Exercise objective. Transcribe the listing that follows in full, omitting pictures.

** Start of Data provided **

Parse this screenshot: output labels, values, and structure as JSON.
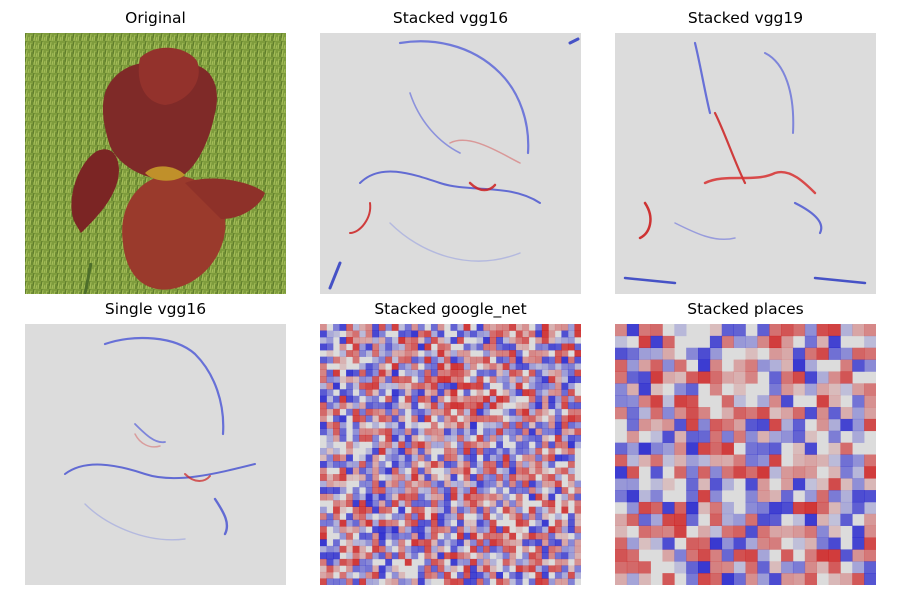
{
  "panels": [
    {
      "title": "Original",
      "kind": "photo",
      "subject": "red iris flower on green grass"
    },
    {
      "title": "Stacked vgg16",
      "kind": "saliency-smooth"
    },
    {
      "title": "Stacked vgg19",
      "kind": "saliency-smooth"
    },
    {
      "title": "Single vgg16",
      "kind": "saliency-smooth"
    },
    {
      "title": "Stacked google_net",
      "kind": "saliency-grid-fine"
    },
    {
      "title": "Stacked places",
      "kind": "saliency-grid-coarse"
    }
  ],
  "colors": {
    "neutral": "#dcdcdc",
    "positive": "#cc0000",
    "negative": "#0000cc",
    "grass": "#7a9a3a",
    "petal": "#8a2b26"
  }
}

** End of Data provided **

Task response.
Parse this screenshot: output labels, values, and structure as JSON.
{
  "panels": [
    {
      "title": "Original",
      "kind": "photo",
      "subject": "red iris flower on green grass"
    },
    {
      "title": "Stacked vgg16",
      "kind": "saliency-smooth"
    },
    {
      "title": "Stacked vgg19",
      "kind": "saliency-smooth"
    },
    {
      "title": "Single vgg16",
      "kind": "saliency-smooth"
    },
    {
      "title": "Stacked google_net",
      "kind": "saliency-grid-fine"
    },
    {
      "title": "Stacked places",
      "kind": "saliency-grid-coarse"
    }
  ],
  "colors": {
    "neutral": "#dcdcdc",
    "positive": "#cc0000",
    "negative": "#0000cc",
    "grass": "#7a9a3a",
    "petal": "#8a2b26"
  }
}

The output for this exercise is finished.